TASK GOAL: In this exercise, return the whole listing exactly, excluding any images.

Dataset records:
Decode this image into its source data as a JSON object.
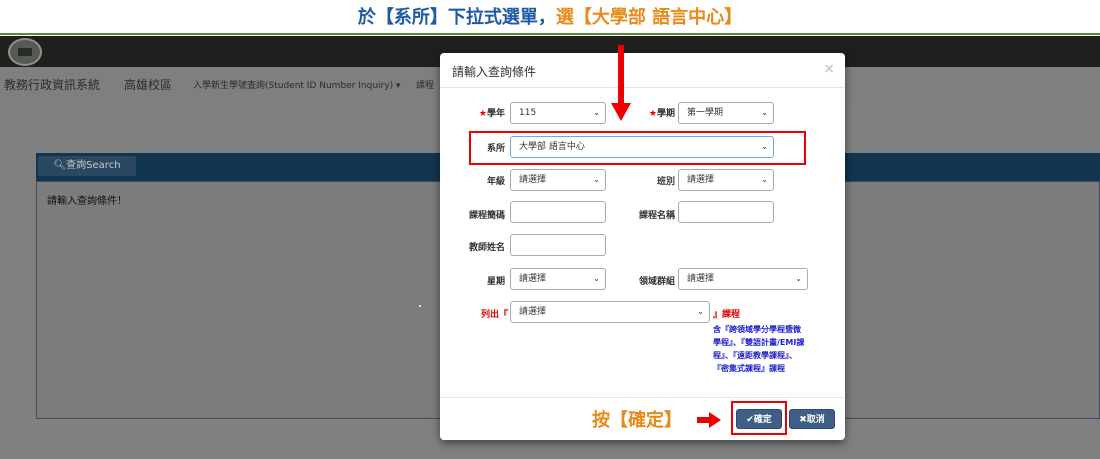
{
  "instruction": {
    "part1": "於【系所】下拉式選單，",
    "part2": "選【大學部 語言中心】"
  },
  "topnav": {
    "items": [
      "教務行政資訊系統",
      "高雄校區",
      "入學新生學號查詢(Student ID Number Inquiry) ▾",
      "課程"
    ]
  },
  "panel": {
    "tab_label": "查詢Search",
    "message": "請輸入查詢條件！"
  },
  "modal": {
    "title": "請輸入查詢條件",
    "close": "×",
    "fields": {
      "year_label": "學年",
      "year_value": "115",
      "term_label": "學期",
      "term_value": "第一學期",
      "dept_label": "系所",
      "dept_value": "大學部 語言中心",
      "grade_label": "年級",
      "grade_value": "請選擇",
      "class_label": "班別",
      "class_value": "請選擇",
      "course_code_label": "課程簡碼",
      "course_name_label": "課程名稱",
      "teacher_label": "教師姓名",
      "weekday_label": "星期",
      "weekday_value": "請選擇",
      "domain_label": "領域群組",
      "domain_value": "請選擇",
      "list_label": "列出『",
      "list_value": "請選擇",
      "list_suffix": "』課程"
    },
    "hint": {
      "line1": "含『跨領域學分學程暨微",
      "line2": "學程』、『雙語計畫/EMI課",
      "line3": "程』、『遠距教學課程』、",
      "line4": "『密集式課程』課程"
    },
    "buttons": {
      "ok": "✔確定",
      "cancel": "✖取消"
    }
  },
  "annotation": {
    "press": "按【確定】"
  },
  "colors": {
    "accent_orange": "#e88a1a",
    "accent_blue": "#1f5aa6",
    "highlight_red": "#e00000"
  }
}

EXPECTED ANSWER:
Decode this image into its source data as a JSON object.
{
  "instruction": {
    "part1": "於【系所】下拉式選單，",
    "part2": "選【大學部 語言中心】"
  },
  "topnav": {
    "items": [
      "教務行政資訊系統",
      "高雄校區",
      "入學新生學號查詢(Student ID Number Inquiry) ▾",
      "課程"
    ]
  },
  "panel": {
    "tab_label": "查詢Search",
    "message": "請輸入查詢條件！"
  },
  "modal": {
    "title": "請輸入查詢條件",
    "close": "×",
    "fields": {
      "year_label": "學年",
      "year_value": "115",
      "term_label": "學期",
      "term_value": "第一學期",
      "dept_label": "系所",
      "dept_value": "大學部 語言中心",
      "grade_label": "年級",
      "grade_value": "請選擇",
      "class_label": "班別",
      "class_value": "請選擇",
      "course_code_label": "課程簡碼",
      "course_name_label": "課程名稱",
      "teacher_label": "教師姓名",
      "weekday_label": "星期",
      "weekday_value": "請選擇",
      "domain_label": "領域群組",
      "domain_value": "請選擇",
      "list_label": "列出『",
      "list_value": "請選擇",
      "list_suffix": "』課程"
    },
    "hint": {
      "line1": "含『跨領域學分學程暨微",
      "line2": "學程』、『雙語計畫/EMI課",
      "line3": "程』、『遠距教學課程』、",
      "line4": "『密集式課程』課程"
    },
    "buttons": {
      "ok": "✔確定",
      "cancel": "✖取消"
    }
  },
  "annotation": {
    "press": "按【確定】"
  },
  "colors": {
    "accent_orange": "#e88a1a",
    "accent_blue": "#1f5aa6",
    "highlight_red": "#e00000"
  }
}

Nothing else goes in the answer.